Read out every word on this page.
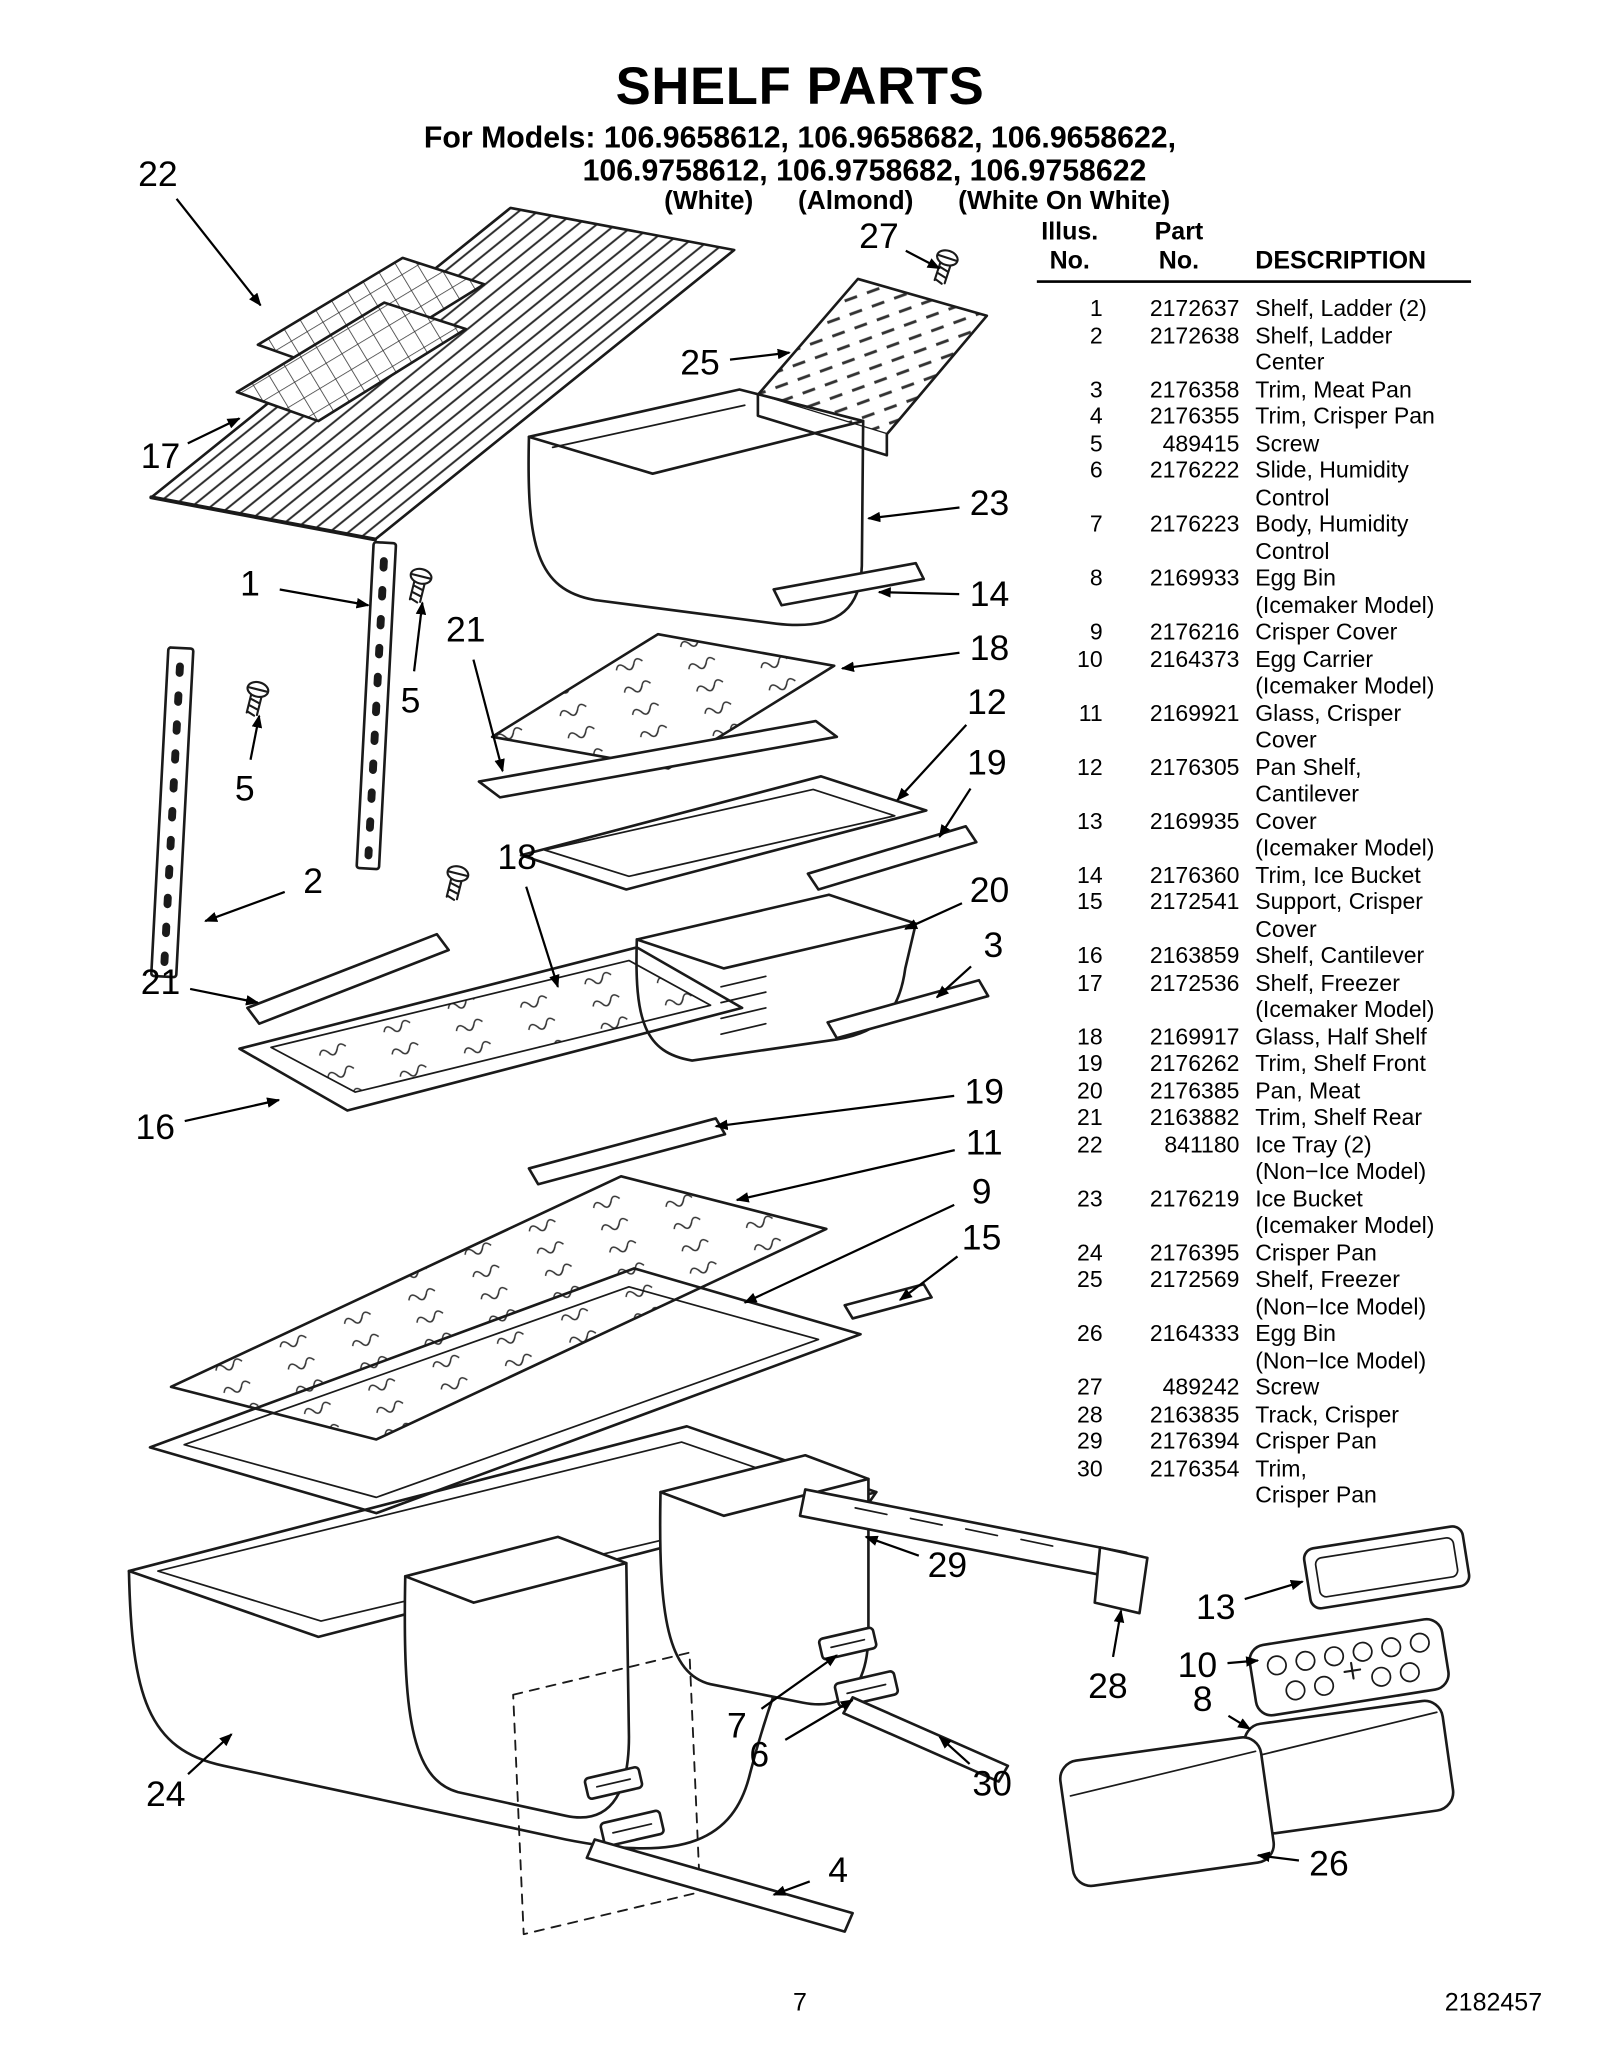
22
27
25
17
23
1	14
21	18
5	12
19
5
2
18
20
3
21
16
19
11
9
15
29
13
10
8
28
7
6
30
24
4	26
SHELF PARTS
For Models: 106.9658612, 106.9658682, 106.9658622,
106.9758612, 106.9758682, 106.9758622
(White) (Almond) (White On White)
Illus.
No.
Part
No.	DESCRIPTION
1	2172637 Shelf, Ladder (2)
2	2172638 Shelf, Ladder
Center
3	2176358 Trim, Meat Pan
4	2176355 Trim, Crisper Pan
5	489415 Screw
6	2176222 Slide, Humidity
Control
7	2176223 Body, Humidity
Control
8	2169933 Egg Bin
(Icemaker Model)
9	2176216 Crisper Cover
10	2164373 Egg Carrier
(Icemaker Model)
11	2169921 Glass, Crisper
Cover
12	2176305 Pan Shelf,
Cantilever
13	2169935 Cover
(Icemaker Model)
14	2176360 Trim, Ice Bucket
15	2172541 Support, Crisper
Cover
16	2163859 Shelf, Cantilever
17	2172536 Shelf, Freezer
(Icemaker Model)
18	2169917 Glass, Half Shelf
19	2176262 Trim, Shelf Front
20	2176385 Pan, Meat
21	2163882 Trim, Shelf Rear
22	841180 Ice Tray (2)
(Non−Ice Model)
23	2176219 Ice Bucket
(Icemaker Model)
24	2176395 Crisper Pan
25	2172569 Shelf, Freezer
(Non−Ice Model)
26	2164333 Egg Bin
(Non−Ice Model)
27	489242 Screw
28	2163835 Track, Crisper
29	2176394 Crisper Pan
30	2176354 Trim,
Crisper Pan
7	2182457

▬▬▬

Give every line above again exactly, with no pictures.

The completed task:
Read out every word on this page.
22
27
25
17
23
1	14
21	18
5	12
19
5
2
18
20
3
21
16
19
11
9
15
29
13
10
8
28
7
6
30
24
4	26
SHELF PARTS
For Models: 106.9658612, 106.9658682, 106.9658622,
106.9758612, 106.9758682, 106.9758622
(White) (Almond) (White On White)
Illus.
No.
Part
No.	DESCRIPTION
1	2172637 Shelf, Ladder (2)
2	2172638 Shelf, Ladder
Center
3	2176358 Trim, Meat Pan
4	2176355 Trim, Crisper Pan
5	489415 Screw
6	2176222 Slide, Humidity
Control
7	2176223 Body, Humidity
Control
8	2169933 Egg Bin
(Icemaker Model)
9	2176216 Crisper Cover
10	2164373 Egg Carrier
(Icemaker Model)
11	2169921 Glass, Crisper
Cover
12	2176305 Pan Shelf,
Cantilever
13	2169935 Cover
(Icemaker Model)
14	2176360 Trim, Ice Bucket
15	2172541 Support, Crisper
Cover
16	2163859 Shelf, Cantilever
17	2172536 Shelf, Freezer
(Icemaker Model)
18	2169917 Glass, Half Shelf
19	2176262 Trim, Shelf Front
20	2176385 Pan, Meat
21	2163882 Trim, Shelf Rear
22	841180 Ice Tray (2)
(Non−Ice Model)
23	2176219 Ice Bucket
(Icemaker Model)
24	2176395 Crisper Pan
25	2172569 Shelf, Freezer
(Non−Ice Model)
26	2164333 Egg Bin
(Non−Ice Model)
27	489242 Screw
28	2163835 Track, Crisper
29	2176394 Crisper Pan
30	2176354 Trim,
Crisper Pan
7	2182457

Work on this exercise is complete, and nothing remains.